===== Excerpted data =====
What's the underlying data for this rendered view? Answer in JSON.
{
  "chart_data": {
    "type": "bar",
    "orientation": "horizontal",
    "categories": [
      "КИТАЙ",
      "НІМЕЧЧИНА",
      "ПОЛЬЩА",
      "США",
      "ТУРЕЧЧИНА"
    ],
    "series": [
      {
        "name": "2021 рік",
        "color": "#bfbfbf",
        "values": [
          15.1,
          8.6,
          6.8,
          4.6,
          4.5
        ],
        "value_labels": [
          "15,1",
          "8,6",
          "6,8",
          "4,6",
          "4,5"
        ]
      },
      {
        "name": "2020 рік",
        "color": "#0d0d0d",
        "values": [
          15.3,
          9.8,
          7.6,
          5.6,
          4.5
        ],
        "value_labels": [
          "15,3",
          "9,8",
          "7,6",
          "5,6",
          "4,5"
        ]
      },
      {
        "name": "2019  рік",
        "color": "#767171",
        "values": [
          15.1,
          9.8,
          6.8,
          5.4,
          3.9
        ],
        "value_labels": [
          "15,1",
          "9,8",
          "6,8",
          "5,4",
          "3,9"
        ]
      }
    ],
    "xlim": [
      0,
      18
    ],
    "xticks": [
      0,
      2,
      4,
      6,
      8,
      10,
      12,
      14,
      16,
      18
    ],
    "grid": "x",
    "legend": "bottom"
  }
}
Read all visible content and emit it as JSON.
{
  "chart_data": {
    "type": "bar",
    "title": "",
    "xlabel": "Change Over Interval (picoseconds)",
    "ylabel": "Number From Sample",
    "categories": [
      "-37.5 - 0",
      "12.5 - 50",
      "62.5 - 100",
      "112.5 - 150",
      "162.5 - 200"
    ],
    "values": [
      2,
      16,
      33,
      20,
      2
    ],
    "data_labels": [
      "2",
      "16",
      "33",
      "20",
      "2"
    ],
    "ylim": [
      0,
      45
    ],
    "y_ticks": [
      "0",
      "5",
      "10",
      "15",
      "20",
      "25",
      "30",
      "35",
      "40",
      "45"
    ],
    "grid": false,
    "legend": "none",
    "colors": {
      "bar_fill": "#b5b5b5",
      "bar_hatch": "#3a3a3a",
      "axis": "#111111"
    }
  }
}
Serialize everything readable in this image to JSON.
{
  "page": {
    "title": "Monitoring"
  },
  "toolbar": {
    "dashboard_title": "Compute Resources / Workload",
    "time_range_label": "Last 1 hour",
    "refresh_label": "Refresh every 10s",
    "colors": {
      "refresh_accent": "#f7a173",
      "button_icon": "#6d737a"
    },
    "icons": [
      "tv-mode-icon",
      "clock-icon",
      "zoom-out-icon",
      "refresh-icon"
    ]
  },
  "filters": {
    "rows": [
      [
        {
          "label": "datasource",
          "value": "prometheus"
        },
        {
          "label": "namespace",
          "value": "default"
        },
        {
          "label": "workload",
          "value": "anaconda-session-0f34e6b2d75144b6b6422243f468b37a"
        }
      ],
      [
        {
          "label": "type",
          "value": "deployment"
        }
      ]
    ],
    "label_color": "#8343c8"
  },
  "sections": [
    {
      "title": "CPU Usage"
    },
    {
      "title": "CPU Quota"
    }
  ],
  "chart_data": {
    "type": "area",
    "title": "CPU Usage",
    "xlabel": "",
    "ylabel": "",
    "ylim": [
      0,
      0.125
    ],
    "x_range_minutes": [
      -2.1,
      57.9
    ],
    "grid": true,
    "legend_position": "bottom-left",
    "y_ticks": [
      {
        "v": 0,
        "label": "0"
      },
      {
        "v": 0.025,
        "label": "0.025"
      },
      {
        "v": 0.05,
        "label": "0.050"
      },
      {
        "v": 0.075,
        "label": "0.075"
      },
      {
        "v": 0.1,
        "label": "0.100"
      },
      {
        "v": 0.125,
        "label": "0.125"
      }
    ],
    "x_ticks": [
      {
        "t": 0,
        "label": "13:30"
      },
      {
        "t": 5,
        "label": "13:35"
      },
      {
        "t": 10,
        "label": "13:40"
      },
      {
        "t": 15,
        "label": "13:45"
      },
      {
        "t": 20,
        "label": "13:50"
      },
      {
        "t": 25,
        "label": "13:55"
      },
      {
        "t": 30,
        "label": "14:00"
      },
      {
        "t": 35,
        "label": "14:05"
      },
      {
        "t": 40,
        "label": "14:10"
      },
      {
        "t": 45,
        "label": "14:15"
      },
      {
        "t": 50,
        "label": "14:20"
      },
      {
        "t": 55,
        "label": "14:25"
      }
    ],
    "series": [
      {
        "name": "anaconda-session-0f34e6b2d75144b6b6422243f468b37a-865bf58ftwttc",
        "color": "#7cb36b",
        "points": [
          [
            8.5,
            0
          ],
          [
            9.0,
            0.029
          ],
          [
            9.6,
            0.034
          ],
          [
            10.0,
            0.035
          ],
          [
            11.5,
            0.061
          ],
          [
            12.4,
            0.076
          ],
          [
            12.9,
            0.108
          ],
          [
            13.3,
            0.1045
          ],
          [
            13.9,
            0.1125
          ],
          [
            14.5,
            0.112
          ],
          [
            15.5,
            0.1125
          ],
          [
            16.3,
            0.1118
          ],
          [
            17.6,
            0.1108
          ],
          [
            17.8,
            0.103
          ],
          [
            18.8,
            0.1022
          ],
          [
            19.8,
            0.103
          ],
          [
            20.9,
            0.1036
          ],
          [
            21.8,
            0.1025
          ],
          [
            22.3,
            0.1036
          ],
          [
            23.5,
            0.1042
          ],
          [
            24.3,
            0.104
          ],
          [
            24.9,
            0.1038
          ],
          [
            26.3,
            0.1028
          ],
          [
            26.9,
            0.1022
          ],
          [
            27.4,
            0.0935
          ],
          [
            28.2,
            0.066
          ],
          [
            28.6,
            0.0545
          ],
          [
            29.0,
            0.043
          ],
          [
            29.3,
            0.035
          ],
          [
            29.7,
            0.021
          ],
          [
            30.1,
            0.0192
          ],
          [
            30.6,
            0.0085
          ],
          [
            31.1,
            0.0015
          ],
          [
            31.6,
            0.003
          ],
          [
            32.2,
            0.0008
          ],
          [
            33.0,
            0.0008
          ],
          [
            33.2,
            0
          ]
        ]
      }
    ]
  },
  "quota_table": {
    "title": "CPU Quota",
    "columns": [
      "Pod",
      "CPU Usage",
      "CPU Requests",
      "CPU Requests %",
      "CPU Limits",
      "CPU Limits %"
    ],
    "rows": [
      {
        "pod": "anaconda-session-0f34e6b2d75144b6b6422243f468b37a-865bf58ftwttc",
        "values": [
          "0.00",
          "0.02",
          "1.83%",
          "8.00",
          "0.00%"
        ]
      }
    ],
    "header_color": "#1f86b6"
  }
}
=====
_Short problem_: Reproduce the listing in full. Keep it exactly as written.

_Response for this exercise_:
What's the underlying data for this rendered view? Answer in JSON.
{
  "chart_data": {
    "type": "bar",
    "orientation": "horizontal",
    "categories": [
      "КИТАЙ",
      "НІМЕЧЧИНА",
      "ПОЛЬЩА",
      "США",
      "ТУРЕЧЧИНА"
    ],
    "series": [
      {
        "name": "2021 рік",
        "color": "#bfbfbf",
        "values": [
          15.1,
          8.6,
          6.8,
          4.6,
          4.5
        ],
        "value_labels": [
          "15,1",
          "8,6",
          "6,8",
          "4,6",
          "4,5"
        ]
      },
      {
        "name": "2020 рік",
        "color": "#0d0d0d",
        "values": [
          15.3,
          9.8,
          7.6,
          5.6,
          4.5
        ],
        "value_labels": [
          "15,3",
          "9,8",
          "7,6",
          "5,6",
          "4,5"
        ]
      },
      {
        "name": "2019  рік",
        "color": "#767171",
        "values": [
          15.1,
          9.8,
          6.8,
          5.4,
          3.9
        ],
        "value_labels": [
          "15,1",
          "9,8",
          "6,8",
          "5,4",
          "3,9"
        ]
      }
    ],
    "xlim": [
      0,
      18
    ],
    "xticks": [
      0,
      2,
      4,
      6,
      8,
      10,
      12,
      14,
      16,
      18
    ],
    "grid": "x",
    "legend": "bottom"
  }
}
Read all visible content and emit it as JSON.
{
  "chart_data": {
    "type": "bar",
    "title": "",
    "xlabel": "Change Over Interval (picoseconds)",
    "ylabel": "Number From Sample",
    "categories": [
      "-37.5 - 0",
      "12.5 - 50",
      "62.5 - 100",
      "112.5 - 150",
      "162.5 - 200"
    ],
    "values": [
      2,
      16,
      33,
      20,
      2
    ],
    "data_labels": [
      "2",
      "16",
      "33",
      "20",
      "2"
    ],
    "ylim": [
      0,
      45
    ],
    "y_ticks": [
      "0",
      "5",
      "10",
      "15",
      "20",
      "25",
      "30",
      "35",
      "40",
      "45"
    ],
    "grid": false,
    "legend": "none",
    "colors": {
      "bar_fill": "#b5b5b5",
      "bar_hatch": "#3a3a3a",
      "axis": "#111111"
    }
  }
}
Serialize everything readable in this image to JSON.
{
  "page": {
    "title": "Monitoring"
  },
  "toolbar": {
    "dashboard_title": "Compute Resources / Workload",
    "time_range_label": "Last 1 hour",
    "refresh_label": "Refresh every 10s",
    "colors": {
      "refresh_accent": "#f7a173",
      "button_icon": "#6d737a"
    },
    "icons": [
      "tv-mode-icon",
      "clock-icon",
      "zoom-out-icon",
      "refresh-icon"
    ]
  },
  "filters": {
    "rows": [
      [
        {
          "label": "datasource",
          "value": "prometheus"
        },
        {
          "label": "namespace",
          "value": "default"
        },
        {
          "label": "workload",
          "value": "anaconda-session-0f34e6b2d75144b6b6422243f468b37a"
        }
      ],
      [
        {
          "label": "type",
          "value": "deployment"
        }
      ]
    ],
    "label_color": "#8343c8"
  },
  "sections": [
    {
      "title": "CPU Usage"
    },
    {
      "title": "CPU Quota"
    }
  ],
  "chart_data": {
    "type": "area",
    "title": "CPU Usage",
    "xlabel": "",
    "ylabel": "",
    "ylim": [
      0,
      0.125
    ],
    "x_range_minutes": [
      -2.1,
      57.9
    ],
    "grid": true,
    "legend_position": "bottom-left",
    "y_ticks": [
      {
        "v": 0,
        "label": "0"
      },
      {
        "v": 0.025,
        "label": "0.025"
      },
      {
        "v": 0.05,
        "label": "0.050"
      },
      {
        "v": 0.075,
        "label": "0.075"
      },
      {
        "v": 0.1,
        "label": "0.100"
      },
      {
        "v": 0.125,
        "label": "0.125"
      }
    ],
    "x_ticks": [
      {
        "t": 0,
        "label": "13:30"
      },
      {
        "t": 5,
        "label": "13:35"
      },
      {
        "t": 10,
        "label": "13:40"
      },
      {
        "t": 15,
        "label": "13:45"
      },
      {
        "t": 20,
        "label": "13:50"
      },
      {
        "t": 25,
        "label": "13:55"
      },
      {
        "t": 30,
        "label": "14:00"
      },
      {
        "t": 35,
        "label": "14:05"
      },
      {
        "t": 40,
        "label": "14:10"
      },
      {
        "t": 45,
        "label": "14:15"
      },
      {
        "t": 50,
        "label": "14:20"
      },
      {
        "t": 55,
        "label": "14:25"
      }
    ],
    "series": [
      {
        "name": "anaconda-session-0f34e6b2d75144b6b6422243f468b37a-865bf58ftwttc",
        "color": "#7cb36b",
        "points": [
          [
            8.5,
            0
          ],
          [
            9.0,
            0.029
          ],
          [
            9.6,
            0.034
          ],
          [
            10.0,
            0.035
          ],
          [
            11.5,
            0.061
          ],
          [
            12.4,
            0.076
          ],
          [
            12.9,
            0.108
          ],
          [
            13.3,
            0.1045
          ],
          [
            13.9,
            0.1125
          ],
          [
            14.5,
            0.112
          ],
          [
            15.5,
            0.1125
          ],
          [
            16.3,
            0.1118
          ],
          [
            17.6,
            0.1108
          ],
          [
            17.8,
            0.103
          ],
          [
            18.8,
            0.1022
          ],
          [
            19.8,
            0.103
          ],
          [
            20.9,
            0.1036
          ],
          [
            21.8,
            0.1025
          ],
          [
            22.3,
            0.1036
          ],
          [
            23.5,
            0.1042
          ],
          [
            24.3,
            0.104
          ],
          [
            24.9,
            0.1038
          ],
          [
            26.3,
            0.1028
          ],
          [
            26.9,
            0.1022
          ],
          [
            27.4,
            0.0935
          ],
          [
            28.2,
            0.066
          ],
          [
            28.6,
            0.0545
          ],
          [
            29.0,
            0.043
          ],
          [
            29.3,
            0.035
          ],
          [
            29.7,
            0.021
          ],
          [
            30.1,
            0.0192
          ],
          [
            30.6,
            0.0085
          ],
          [
            31.1,
            0.0015
          ],
          [
            31.6,
            0.003
          ],
          [
            32.2,
            0.0008
          ],
          [
            33.0,
            0.0008
          ],
          [
            33.2,
            0
          ]
        ]
      }
    ]
  },
  "quota_table": {
    "title": "CPU Quota",
    "columns": [
      "Pod",
      "CPU Usage",
      "CPU Requests",
      "CPU Requests %",
      "CPU Limits",
      "CPU Limits %"
    ],
    "rows": [
      {
        "pod": "anaconda-session-0f34e6b2d75144b6b6422243f468b37a-865bf58ftwttc",
        "values": [
          "0.00",
          "0.02",
          "1.83%",
          "8.00",
          "0.00%"
        ]
      }
    ],
    "header_color": "#1f86b6"
  }
}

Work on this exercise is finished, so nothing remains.